■ **EXCERPTED RECORDS**:
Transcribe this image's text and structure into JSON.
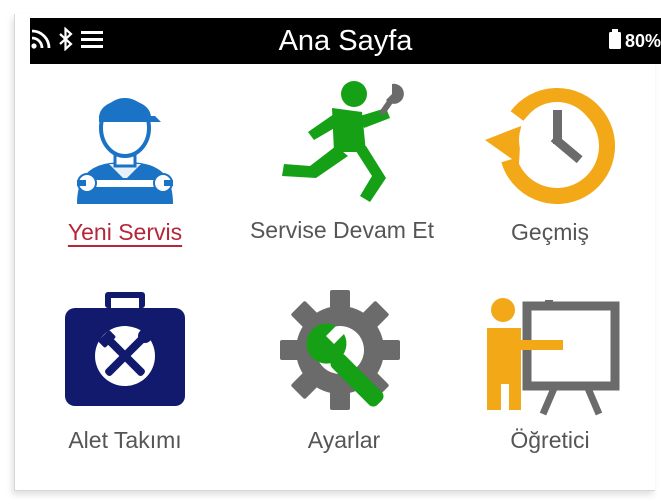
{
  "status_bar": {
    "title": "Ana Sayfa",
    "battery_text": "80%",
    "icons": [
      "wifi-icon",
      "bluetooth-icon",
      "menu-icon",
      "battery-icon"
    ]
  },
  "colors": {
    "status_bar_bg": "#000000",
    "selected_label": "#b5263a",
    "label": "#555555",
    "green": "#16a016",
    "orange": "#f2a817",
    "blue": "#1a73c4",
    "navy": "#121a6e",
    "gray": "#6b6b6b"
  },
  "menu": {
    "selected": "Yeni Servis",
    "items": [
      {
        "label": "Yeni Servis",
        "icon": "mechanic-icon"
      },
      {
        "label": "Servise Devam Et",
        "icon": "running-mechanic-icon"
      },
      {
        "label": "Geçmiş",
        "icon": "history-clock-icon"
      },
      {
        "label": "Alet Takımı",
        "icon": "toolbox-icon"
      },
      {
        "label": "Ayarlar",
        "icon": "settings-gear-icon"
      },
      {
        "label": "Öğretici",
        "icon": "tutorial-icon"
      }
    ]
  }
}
--
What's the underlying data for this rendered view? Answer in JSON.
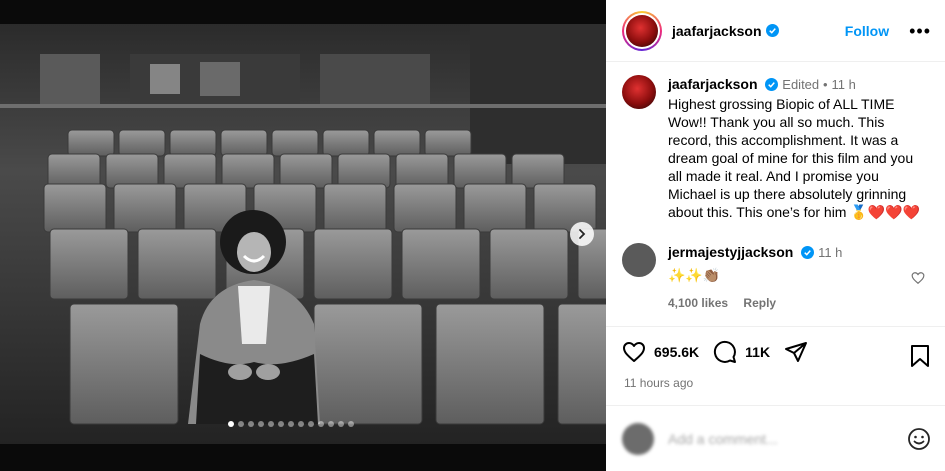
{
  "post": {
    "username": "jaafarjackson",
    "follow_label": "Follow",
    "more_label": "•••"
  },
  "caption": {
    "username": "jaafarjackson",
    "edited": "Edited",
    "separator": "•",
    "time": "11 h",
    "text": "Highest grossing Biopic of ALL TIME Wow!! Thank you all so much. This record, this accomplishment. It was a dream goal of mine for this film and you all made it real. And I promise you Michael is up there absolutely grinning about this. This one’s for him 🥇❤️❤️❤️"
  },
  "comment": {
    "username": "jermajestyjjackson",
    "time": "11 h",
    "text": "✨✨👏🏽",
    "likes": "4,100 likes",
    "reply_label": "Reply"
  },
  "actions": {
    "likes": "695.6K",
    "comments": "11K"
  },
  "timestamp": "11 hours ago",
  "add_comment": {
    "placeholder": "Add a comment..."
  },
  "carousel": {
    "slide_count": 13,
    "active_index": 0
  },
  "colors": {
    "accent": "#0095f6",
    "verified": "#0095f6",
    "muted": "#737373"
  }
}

■ **EXERCISE**: Within the material above, find the lines that contain the word "Yeni"; copy them.

■ **ANSWER TO THE EXERCISE**:
    "selected": "Yeni Servis",
        "label": "Yeni Servis",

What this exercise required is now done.